┏━━

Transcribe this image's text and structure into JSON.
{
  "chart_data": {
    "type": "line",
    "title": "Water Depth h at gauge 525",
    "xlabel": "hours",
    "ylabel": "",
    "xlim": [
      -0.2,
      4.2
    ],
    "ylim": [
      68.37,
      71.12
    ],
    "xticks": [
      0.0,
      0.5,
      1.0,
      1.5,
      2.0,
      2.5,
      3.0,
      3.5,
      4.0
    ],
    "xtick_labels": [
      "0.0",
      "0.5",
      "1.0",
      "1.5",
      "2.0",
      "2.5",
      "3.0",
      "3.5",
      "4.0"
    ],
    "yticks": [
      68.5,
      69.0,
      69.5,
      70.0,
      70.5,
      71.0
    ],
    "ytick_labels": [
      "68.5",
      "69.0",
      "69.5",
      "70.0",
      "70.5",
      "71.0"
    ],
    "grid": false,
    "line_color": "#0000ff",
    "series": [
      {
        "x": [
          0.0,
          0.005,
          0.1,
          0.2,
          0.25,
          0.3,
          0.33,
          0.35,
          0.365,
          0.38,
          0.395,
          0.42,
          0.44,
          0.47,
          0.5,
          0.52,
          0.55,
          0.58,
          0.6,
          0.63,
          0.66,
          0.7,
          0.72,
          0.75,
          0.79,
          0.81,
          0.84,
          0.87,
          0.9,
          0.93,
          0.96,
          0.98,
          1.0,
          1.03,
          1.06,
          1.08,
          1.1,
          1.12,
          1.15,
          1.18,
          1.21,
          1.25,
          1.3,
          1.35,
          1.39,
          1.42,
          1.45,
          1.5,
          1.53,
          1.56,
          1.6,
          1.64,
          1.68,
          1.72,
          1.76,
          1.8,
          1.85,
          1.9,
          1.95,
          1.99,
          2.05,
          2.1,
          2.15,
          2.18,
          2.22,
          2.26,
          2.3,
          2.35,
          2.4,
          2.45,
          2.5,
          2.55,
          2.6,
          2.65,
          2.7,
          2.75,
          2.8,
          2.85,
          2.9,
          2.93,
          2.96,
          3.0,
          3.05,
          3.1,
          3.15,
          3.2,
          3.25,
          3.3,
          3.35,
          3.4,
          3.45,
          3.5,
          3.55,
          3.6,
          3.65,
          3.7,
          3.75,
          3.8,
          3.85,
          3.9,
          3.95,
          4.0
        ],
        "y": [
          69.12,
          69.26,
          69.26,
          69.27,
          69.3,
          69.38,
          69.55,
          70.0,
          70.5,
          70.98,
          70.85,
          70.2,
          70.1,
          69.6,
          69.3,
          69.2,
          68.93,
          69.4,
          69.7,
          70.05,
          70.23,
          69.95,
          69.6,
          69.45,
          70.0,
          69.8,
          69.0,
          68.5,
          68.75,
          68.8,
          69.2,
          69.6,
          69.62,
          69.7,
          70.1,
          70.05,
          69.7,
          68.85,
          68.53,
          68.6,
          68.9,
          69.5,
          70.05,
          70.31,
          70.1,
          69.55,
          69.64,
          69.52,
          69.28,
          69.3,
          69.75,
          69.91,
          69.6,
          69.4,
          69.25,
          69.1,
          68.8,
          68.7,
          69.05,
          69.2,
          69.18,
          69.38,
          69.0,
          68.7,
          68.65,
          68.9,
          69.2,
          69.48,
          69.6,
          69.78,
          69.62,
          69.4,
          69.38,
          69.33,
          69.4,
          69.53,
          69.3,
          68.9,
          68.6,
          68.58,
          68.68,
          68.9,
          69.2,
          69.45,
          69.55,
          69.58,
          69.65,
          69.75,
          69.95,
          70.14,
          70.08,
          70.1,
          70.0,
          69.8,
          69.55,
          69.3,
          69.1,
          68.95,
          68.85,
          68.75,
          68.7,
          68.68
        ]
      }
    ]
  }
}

┗━━

» STATED EXERCISE: The records above should be repeated in full, exactly as given.

» EXERCISE OUTPUT:
Transcribe this image's text and structure into JSON.
{
  "chart_data": {
    "type": "line",
    "title": "Water Depth h at gauge 525",
    "xlabel": "hours",
    "ylabel": "",
    "xlim": [
      -0.2,
      4.2
    ],
    "ylim": [
      68.37,
      71.12
    ],
    "xticks": [
      0.0,
      0.5,
      1.0,
      1.5,
      2.0,
      2.5,
      3.0,
      3.5,
      4.0
    ],
    "xtick_labels": [
      "0.0",
      "0.5",
      "1.0",
      "1.5",
      "2.0",
      "2.5",
      "3.0",
      "3.5",
      "4.0"
    ],
    "yticks": [
      68.5,
      69.0,
      69.5,
      70.0,
      70.5,
      71.0
    ],
    "ytick_labels": [
      "68.5",
      "69.0",
      "69.5",
      "70.0",
      "70.5",
      "71.0"
    ],
    "grid": false,
    "line_color": "#0000ff",
    "series": [
      {
        "x": [
          0.0,
          0.005,
          0.1,
          0.2,
          0.25,
          0.3,
          0.33,
          0.35,
          0.365,
          0.38,
          0.395,
          0.42,
          0.44,
          0.47,
          0.5,
          0.52,
          0.55,
          0.58,
          0.6,
          0.63,
          0.66,
          0.7,
          0.72,
          0.75,
          0.79,
          0.81,
          0.84,
          0.87,
          0.9,
          0.93,
          0.96,
          0.98,
          1.0,
          1.03,
          1.06,
          1.08,
          1.1,
          1.12,
          1.15,
          1.18,
          1.21,
          1.25,
          1.3,
          1.35,
          1.39,
          1.42,
          1.45,
          1.5,
          1.53,
          1.56,
          1.6,
          1.64,
          1.68,
          1.72,
          1.76,
          1.8,
          1.85,
          1.9,
          1.95,
          1.99,
          2.05,
          2.1,
          2.15,
          2.18,
          2.22,
          2.26,
          2.3,
          2.35,
          2.4,
          2.45,
          2.5,
          2.55,
          2.6,
          2.65,
          2.7,
          2.75,
          2.8,
          2.85,
          2.9,
          2.93,
          2.96,
          3.0,
          3.05,
          3.1,
          3.15,
          3.2,
          3.25,
          3.3,
          3.35,
          3.4,
          3.45,
          3.5,
          3.55,
          3.6,
          3.65,
          3.7,
          3.75,
          3.8,
          3.85,
          3.9,
          3.95,
          4.0
        ],
        "y": [
          69.12,
          69.26,
          69.26,
          69.27,
          69.3,
          69.38,
          69.55,
          70.0,
          70.5,
          70.98,
          70.85,
          70.2,
          70.1,
          69.6,
          69.3,
          69.2,
          68.93,
          69.4,
          69.7,
          70.05,
          70.23,
          69.95,
          69.6,
          69.45,
          70.0,
          69.8,
          69.0,
          68.5,
          68.75,
          68.8,
          69.2,
          69.6,
          69.62,
          69.7,
          70.1,
          70.05,
          69.7,
          68.85,
          68.53,
          68.6,
          68.9,
          69.5,
          70.05,
          70.31,
          70.1,
          69.55,
          69.64,
          69.52,
          69.28,
          69.3,
          69.75,
          69.91,
          69.6,
          69.4,
          69.25,
          69.1,
          68.8,
          68.7,
          69.05,
          69.2,
          69.18,
          69.38,
          69.0,
          68.7,
          68.65,
          68.9,
          69.2,
          69.48,
          69.6,
          69.78,
          69.62,
          69.4,
          69.38,
          69.33,
          69.4,
          69.53,
          69.3,
          68.9,
          68.6,
          68.58,
          68.68,
          68.9,
          69.2,
          69.45,
          69.55,
          69.58,
          69.65,
          69.75,
          69.95,
          70.14,
          70.08,
          70.1,
          70.0,
          69.8,
          69.55,
          69.3,
          69.1,
          68.95,
          68.85,
          68.75,
          68.7,
          68.68
        ]
      }
    ]
  }
}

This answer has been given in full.